提示本文
++++++++

忍風戦隊ハリケンジャー』感想・第5-6話

◆巻之五「館長とお風呂」◆ (監督:小中肇 脚本:酒井直行)
 見所は、ハムスター館長の入浴シーン、ではなく、ハムスターの写真を力一杯殴りつける鷹介。
 第5話にして、戦隊ヒーロー史上屈指の酷い絵面だぞ!!
 深夜の団地でラップ下忍が何やら暗躍し、それを指揮する毒花忍者に敗れたハリケンジャーは、館長命令で銭湯のアルバイトを行う事に。
 「忍者たるもの命令は絶対。つべこべ言わずに働けよ」
 物語は基本的に陽性、メンバーの仲も良いハリケンジャーですが、時折、暗くて深い忍道の闇が顔を覗かせます。
 毒花忍者への雪辱に燃える鷹介が館長命令を無視して粗暴で直情なところを見せるが、実は銭湯の地下では巨大毒花の母木が育てられており、鷹介不在の間にそれに気付いた吼太と七海は、ツタに囚われ大ピンチ。
 緊急連絡を受けた鷹介が銭湯へと急ぐ背後で、市街を巨大な毒花が覆い尽くしていくのは面白い映像で大がかりな緊迫感が増し、鷹介は自らの思慮の浅さが危機を招いた事を深く反省。
 鷹介の潜在能力を高く買うが故に厳しく当たりがちな館長は、その態度を見て新忍法の発動を承認。おぼろが送ったメールを疾風丸で受信すると乱モードがダウンロードされ、疾風丸が忍法Wi-Fi通信機能付きなのもビックリですが、この時点で、後の勇気で魔法がダウンロードシステム(『魔法戦隊マジレンジャー』)の雛形が登場していた事にも、驚き。
 鷹介は疾風乱舞で母花を切り刻み、救出した鷹介と七海に速攻で土下座で謝罪、二人がそれを朗らかに笑って受け入れるのは今作らしい流れ。

++++++++

保存済み一覧
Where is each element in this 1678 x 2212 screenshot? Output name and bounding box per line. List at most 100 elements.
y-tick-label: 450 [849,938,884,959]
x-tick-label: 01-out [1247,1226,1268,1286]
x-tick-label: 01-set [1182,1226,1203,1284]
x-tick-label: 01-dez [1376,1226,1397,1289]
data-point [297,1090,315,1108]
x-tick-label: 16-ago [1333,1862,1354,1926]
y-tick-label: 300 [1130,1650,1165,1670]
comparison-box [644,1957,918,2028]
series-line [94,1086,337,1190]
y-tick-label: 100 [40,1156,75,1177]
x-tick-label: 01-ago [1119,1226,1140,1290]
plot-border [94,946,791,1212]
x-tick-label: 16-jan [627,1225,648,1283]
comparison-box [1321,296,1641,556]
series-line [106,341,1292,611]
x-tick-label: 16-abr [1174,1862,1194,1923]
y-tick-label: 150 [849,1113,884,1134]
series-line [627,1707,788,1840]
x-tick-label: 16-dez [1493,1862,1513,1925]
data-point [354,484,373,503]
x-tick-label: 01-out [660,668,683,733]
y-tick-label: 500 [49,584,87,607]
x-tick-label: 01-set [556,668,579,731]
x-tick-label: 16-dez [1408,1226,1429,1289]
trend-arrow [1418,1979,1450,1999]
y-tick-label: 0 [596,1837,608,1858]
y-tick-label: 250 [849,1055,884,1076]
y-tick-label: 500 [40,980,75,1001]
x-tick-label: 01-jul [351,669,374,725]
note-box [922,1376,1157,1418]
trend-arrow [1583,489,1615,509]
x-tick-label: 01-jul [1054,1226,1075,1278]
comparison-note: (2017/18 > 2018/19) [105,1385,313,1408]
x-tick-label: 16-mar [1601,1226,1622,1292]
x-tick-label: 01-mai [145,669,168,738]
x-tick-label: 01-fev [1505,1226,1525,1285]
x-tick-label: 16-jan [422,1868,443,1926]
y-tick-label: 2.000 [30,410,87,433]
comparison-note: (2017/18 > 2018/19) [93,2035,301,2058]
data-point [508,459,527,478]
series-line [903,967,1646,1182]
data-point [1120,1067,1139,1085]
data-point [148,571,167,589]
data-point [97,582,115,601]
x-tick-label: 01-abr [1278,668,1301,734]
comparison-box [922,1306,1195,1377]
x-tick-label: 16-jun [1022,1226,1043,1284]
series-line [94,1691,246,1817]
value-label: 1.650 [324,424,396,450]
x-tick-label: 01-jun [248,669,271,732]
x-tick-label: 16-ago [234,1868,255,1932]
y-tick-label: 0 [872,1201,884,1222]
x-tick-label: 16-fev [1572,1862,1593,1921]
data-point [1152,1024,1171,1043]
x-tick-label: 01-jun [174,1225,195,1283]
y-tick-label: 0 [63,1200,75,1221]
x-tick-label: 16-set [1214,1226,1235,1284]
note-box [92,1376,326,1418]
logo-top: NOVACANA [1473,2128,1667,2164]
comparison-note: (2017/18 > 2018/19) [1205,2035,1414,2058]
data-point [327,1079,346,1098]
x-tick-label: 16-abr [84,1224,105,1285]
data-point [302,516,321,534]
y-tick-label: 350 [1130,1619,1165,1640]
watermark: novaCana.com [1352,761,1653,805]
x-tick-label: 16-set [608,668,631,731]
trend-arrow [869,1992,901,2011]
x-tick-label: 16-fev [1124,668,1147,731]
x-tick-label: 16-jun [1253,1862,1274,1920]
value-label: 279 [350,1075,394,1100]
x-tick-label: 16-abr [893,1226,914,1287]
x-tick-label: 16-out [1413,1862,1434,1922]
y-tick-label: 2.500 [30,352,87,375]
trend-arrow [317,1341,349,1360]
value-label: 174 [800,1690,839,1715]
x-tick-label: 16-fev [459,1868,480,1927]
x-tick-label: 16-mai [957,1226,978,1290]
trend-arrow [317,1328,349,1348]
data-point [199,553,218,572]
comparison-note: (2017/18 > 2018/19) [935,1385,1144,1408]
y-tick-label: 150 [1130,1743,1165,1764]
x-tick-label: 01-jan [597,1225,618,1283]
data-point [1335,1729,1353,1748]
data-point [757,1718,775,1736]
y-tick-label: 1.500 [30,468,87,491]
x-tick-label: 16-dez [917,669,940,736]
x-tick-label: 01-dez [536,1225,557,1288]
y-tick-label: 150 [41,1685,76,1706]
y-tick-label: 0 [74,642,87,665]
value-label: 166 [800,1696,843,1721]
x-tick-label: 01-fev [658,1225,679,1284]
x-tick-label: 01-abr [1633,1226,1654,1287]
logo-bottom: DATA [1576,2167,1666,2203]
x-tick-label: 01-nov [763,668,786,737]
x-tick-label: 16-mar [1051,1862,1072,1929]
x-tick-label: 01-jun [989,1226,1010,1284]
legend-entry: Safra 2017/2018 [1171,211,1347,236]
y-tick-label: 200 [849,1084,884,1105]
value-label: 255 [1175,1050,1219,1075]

++++++++

課題文 1
ハリケンジャー第5話の感想文によると、毒花忍者に敗れたハリケンジャーは、館長命令で何をすることになりましたか。
課題文 2
ハリケンジャー第5話の感想文の内容を、二文で要約してください。
課題文 3
ハリケンジャー第5話の感想文の続きを、最後の文の後から記してください。
この一覧を参照する必要はありません。

解答例 1
銭湯でアルバイトをすることになりました。

解答例 2
毒花忍者に敗れたハリケンジャーは館長命令で銭湯のアルバイトをすることになりますが、雪辱に燃える鷹介が命令を無視する間に、銭湯の地下で巨大毒花の母木が育てられていることに気付いた吼太と七海がツタに囚われます。自らの思慮の浅さを深く反省した鷹介は館長に新忍法の発動を承認され、疾風乱舞で母花を切り刻んだのちに土下座で謝罪し、その謝罪は朗らかな笑いとともに受け入れられます。

解答例 3
 地球毒花作戦を阻止したハリケンジャーは、毒花忍者との直接対決に苦戦するも変わり身の術から反撃に転じ、飛び蹴りを入れながら赤と怪人を一緒にワイヤー移動して空中で連続斬りを浴びせるのは、格好いいアクションでした。
 今回も飛び散る肉片ややエグめのトリプルガジェットで成敗バイし、巨大戦では、開幕からのハリアー大車輪、ライオンショルダーから放つタテガミハリケーンで弱らせたところで、カラクリ魔剣・分身幻斬りでフィニッシュ。
 ハリケンジャーの苦戦をニヤニヤしながら見つめる謎の人影、マンマルバの予知というか占い、おぼろにも秘密で何者かと連絡を取る館長……と不穏な布石を散りばめ、勇躍凱旋するも、反省の足りない鷹介が館長にお仕置きハムスターアタックを受けて、つづく。
 ここまでのところ毎回ジャカンジャ上層部のシーンを挿入する作りなのですが、サーガインが指を動かす仕草が完全にオヨブー(『光戦隊マスクマン』)だったのは、演じる岡本美登さんの遊び心でしょうか。
 次回――スーパーくノ一バトル、開戦。

◆巻之六「ハサミとくノ一」◆ (監督:小中肇 脚本:酒井直行)
 ムカデ様、セクシー担当の事を「色っぽい」と評していた事が発覚し、なんか背後でだんまり決め込んでいるけど、ムカデ様ぁ?!
 鷹介と吼太が進級の為のレポート制作に追われる中、七海は館長命令でクロサワ山へ。
 そこは1年前、合同合宿において滑落しかけ、足をくじいた七海を鷹介と吼太が助けた3人の出会いの地であり、七海にとっては課題を達成できなかった無念の場所でもあった、と3人の過去を巧く補強。
 この1年の成長を見せて軽々と山を登っていく七海だが、街にジャカンジャの縁切り忍者が出現。市内各地の大混乱のみならず、五カ国首脳がリアルバウトに突入する事態に発展し、赤黄と合流を急ぐ七海だが、一の槍・フラビージョ、四の槍・ウェンディーヌの間に勃発した宇宙最強くノ一決定戦の標的として襲われる事に。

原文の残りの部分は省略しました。